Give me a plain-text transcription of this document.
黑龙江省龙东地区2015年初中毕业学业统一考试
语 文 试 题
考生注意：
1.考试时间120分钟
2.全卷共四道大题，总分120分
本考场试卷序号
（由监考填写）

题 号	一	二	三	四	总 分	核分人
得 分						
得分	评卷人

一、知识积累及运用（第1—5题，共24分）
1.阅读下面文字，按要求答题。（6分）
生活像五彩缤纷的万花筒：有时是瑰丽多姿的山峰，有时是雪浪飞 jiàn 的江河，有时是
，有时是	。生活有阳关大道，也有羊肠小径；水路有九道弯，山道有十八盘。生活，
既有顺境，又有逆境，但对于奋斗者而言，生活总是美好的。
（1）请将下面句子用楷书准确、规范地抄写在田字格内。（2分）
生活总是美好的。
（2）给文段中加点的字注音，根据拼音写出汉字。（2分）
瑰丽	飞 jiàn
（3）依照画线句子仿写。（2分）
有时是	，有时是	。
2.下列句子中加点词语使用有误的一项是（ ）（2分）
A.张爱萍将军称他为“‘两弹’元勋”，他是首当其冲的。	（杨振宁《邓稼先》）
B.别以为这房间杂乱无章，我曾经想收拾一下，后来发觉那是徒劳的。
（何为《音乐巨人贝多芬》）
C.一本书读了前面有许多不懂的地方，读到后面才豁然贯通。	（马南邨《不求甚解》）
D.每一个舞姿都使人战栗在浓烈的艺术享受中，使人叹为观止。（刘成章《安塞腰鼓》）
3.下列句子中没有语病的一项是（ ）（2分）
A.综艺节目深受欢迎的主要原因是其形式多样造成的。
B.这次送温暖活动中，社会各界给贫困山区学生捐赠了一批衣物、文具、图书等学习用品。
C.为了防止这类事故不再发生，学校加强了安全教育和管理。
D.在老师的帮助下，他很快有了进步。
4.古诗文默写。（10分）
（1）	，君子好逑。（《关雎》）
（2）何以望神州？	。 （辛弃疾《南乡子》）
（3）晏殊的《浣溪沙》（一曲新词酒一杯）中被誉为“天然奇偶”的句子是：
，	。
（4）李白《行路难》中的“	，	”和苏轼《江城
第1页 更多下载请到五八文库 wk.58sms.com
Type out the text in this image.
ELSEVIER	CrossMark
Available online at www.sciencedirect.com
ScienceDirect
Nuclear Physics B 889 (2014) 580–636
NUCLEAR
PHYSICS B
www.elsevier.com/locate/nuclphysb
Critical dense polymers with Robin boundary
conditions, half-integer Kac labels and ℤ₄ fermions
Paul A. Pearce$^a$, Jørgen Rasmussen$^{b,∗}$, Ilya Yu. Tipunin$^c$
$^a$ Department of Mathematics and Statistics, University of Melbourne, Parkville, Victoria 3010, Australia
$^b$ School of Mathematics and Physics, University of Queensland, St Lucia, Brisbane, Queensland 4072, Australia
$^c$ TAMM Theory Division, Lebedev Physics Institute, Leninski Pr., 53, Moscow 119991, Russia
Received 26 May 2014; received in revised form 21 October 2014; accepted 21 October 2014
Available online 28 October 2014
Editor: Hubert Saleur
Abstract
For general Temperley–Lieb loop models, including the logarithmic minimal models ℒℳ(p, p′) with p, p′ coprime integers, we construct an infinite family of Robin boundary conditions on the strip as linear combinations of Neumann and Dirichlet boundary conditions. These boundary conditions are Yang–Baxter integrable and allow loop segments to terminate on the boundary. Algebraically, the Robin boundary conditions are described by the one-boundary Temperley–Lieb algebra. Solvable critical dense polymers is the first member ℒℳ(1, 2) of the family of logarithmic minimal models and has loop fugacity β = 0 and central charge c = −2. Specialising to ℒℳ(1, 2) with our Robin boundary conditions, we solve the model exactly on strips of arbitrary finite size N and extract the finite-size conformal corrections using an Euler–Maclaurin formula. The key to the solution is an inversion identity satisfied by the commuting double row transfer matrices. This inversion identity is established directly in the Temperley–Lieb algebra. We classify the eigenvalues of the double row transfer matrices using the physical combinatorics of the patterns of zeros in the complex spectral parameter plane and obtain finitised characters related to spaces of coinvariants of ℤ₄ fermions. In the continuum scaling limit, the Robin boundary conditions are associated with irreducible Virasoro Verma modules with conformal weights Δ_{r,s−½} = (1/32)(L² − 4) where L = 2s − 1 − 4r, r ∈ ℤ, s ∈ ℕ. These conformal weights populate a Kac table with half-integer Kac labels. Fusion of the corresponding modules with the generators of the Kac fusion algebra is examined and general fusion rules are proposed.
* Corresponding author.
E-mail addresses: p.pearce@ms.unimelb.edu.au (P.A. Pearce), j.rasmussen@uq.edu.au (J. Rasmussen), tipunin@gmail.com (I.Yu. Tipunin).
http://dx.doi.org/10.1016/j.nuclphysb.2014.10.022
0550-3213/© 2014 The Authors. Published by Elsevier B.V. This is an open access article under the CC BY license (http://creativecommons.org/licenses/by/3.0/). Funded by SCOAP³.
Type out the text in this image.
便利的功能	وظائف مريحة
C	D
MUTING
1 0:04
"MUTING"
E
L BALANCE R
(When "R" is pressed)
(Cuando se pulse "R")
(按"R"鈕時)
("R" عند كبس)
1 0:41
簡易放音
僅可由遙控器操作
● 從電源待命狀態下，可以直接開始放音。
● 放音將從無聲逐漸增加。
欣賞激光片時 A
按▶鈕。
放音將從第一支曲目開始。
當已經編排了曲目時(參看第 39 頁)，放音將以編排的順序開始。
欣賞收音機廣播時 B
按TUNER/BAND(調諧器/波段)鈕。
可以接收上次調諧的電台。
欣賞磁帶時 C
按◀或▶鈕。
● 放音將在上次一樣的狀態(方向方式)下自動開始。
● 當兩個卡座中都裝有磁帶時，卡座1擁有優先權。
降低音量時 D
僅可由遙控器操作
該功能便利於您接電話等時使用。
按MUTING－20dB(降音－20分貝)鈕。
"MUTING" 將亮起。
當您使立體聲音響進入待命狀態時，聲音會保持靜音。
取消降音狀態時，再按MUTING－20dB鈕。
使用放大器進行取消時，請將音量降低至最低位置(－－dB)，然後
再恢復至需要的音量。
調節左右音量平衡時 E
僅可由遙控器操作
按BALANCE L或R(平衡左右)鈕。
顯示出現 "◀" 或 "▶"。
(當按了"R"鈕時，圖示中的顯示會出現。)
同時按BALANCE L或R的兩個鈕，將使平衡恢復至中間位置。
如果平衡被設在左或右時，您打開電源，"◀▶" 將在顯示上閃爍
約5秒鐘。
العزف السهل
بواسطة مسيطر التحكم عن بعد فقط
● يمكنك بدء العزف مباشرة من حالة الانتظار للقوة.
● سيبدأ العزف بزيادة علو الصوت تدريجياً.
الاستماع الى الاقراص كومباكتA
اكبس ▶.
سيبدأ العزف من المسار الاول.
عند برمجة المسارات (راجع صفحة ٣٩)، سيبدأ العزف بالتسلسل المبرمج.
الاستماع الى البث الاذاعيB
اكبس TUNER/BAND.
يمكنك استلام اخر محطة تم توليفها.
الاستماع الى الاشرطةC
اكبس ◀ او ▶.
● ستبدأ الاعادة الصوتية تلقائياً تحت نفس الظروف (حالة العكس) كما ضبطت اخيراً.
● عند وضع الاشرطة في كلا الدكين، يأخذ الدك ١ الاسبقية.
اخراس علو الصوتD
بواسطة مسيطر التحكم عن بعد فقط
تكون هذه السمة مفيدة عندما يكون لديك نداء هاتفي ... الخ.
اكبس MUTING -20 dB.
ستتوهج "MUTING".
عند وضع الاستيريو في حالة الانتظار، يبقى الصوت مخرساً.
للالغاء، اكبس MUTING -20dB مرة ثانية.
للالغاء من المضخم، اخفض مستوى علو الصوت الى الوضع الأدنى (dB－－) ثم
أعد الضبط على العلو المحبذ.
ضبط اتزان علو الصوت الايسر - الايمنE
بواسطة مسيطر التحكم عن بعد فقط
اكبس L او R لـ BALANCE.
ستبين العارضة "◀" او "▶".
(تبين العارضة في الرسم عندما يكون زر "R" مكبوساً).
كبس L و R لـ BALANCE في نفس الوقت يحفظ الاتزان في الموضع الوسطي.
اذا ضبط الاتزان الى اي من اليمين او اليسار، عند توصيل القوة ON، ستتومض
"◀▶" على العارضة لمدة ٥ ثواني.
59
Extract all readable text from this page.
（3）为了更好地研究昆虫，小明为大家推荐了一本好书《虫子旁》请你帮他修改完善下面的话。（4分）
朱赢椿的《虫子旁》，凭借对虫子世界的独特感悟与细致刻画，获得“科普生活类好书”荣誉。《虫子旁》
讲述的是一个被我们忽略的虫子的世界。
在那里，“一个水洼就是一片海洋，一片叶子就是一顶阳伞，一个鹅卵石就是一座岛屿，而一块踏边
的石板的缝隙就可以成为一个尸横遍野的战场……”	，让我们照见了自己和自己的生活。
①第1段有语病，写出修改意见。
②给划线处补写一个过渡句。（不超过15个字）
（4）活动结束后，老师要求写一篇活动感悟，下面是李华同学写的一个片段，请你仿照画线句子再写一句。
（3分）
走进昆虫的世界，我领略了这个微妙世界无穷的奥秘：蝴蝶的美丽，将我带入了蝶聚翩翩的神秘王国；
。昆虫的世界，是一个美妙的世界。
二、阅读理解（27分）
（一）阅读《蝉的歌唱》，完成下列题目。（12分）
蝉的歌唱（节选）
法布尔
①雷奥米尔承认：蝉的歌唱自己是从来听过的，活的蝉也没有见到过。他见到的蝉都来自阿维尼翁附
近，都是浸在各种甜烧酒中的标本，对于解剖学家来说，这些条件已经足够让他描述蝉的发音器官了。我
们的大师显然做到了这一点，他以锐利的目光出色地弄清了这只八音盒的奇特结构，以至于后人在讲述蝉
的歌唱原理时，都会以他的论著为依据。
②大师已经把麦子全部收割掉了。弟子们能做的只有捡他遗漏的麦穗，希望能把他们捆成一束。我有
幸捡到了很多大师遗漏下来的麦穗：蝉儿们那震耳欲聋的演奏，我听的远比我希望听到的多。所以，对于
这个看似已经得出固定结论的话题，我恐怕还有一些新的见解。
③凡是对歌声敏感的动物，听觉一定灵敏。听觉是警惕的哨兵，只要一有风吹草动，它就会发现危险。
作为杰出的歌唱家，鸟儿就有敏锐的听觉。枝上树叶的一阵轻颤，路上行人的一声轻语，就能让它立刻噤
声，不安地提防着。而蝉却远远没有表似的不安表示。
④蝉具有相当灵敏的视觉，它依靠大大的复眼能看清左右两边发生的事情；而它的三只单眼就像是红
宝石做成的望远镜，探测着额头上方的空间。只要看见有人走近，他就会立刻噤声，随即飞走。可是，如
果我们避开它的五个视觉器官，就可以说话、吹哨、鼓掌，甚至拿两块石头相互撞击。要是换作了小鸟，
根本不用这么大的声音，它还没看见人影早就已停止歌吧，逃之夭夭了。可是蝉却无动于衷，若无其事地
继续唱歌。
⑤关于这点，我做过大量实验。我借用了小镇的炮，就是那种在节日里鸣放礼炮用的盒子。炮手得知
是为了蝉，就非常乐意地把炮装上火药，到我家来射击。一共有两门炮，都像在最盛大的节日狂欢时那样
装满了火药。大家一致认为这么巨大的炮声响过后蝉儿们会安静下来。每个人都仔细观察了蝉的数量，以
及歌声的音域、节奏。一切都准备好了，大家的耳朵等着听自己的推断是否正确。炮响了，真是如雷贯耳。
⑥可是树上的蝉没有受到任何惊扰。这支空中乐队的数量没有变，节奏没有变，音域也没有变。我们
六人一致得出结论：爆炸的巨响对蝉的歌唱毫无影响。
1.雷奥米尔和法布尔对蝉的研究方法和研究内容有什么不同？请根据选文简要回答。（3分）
::::
*Direction:* Copy out each line in the preceding records that contains "اكبس".

*Completed exercise:*
اكبس ▶.
اكبس TUNER/BAND.
اكبس ◀ او ▶.
اكبس MUTING -20 dB.
للالغاء، اكبس MUTING -20dB مرة ثانية.
اكبس L او R لـ BALANCE.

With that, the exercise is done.